__Work to do__.
Scan the data below for the string "系统将判定为". Copy every line where it appears.

--

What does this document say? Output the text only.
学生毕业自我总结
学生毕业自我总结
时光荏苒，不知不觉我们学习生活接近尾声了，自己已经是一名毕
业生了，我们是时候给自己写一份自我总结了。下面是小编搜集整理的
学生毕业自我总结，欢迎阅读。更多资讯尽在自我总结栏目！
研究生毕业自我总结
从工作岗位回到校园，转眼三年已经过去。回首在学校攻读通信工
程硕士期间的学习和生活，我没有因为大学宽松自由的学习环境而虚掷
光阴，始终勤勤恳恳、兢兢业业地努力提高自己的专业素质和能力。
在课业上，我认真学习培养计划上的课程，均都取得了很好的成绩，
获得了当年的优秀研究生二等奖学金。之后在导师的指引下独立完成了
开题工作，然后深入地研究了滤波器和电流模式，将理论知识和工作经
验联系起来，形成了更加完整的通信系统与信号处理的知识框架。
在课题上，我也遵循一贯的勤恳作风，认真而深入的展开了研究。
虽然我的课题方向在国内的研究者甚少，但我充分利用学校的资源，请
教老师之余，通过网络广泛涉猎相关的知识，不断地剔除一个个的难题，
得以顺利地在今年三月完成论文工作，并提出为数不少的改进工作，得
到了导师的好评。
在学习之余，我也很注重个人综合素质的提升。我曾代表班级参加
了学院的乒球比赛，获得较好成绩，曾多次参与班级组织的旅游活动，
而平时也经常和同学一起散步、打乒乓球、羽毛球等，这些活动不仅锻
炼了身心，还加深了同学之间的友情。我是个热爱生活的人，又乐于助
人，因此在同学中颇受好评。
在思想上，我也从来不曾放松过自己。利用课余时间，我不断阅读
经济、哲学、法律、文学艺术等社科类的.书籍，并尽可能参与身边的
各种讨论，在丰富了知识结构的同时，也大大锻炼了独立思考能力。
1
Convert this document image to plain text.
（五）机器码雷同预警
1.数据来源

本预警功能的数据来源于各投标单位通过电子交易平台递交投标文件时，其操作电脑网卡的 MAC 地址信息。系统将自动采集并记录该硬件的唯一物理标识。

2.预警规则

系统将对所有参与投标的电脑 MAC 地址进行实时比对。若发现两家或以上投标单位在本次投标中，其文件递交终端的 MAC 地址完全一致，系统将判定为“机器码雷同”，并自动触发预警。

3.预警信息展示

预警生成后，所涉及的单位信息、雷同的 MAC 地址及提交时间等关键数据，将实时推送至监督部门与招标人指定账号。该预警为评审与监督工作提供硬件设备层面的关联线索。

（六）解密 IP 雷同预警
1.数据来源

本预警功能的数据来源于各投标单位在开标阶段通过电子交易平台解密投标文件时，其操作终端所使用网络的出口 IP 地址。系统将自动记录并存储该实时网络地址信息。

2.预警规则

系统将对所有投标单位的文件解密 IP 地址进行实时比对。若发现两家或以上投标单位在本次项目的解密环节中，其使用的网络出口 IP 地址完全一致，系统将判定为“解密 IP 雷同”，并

--

__Written response__.
系统将对所有参与投标的电脑 MAC 地址进行实时比对。若发现两家或以上投标单位在本次投标中，其文件递交终端的 MAC 地址完全一致，系统将判定为“机器码雷同”，并自动触发预警。
系统将对所有投标单位的文件解密 IP 地址进行实时比对。若发现两家或以上投标单位在本次项目的解密环节中，其使用的网络出口 IP 地址完全一致，系统将判定为“解密 IP 雷同”，并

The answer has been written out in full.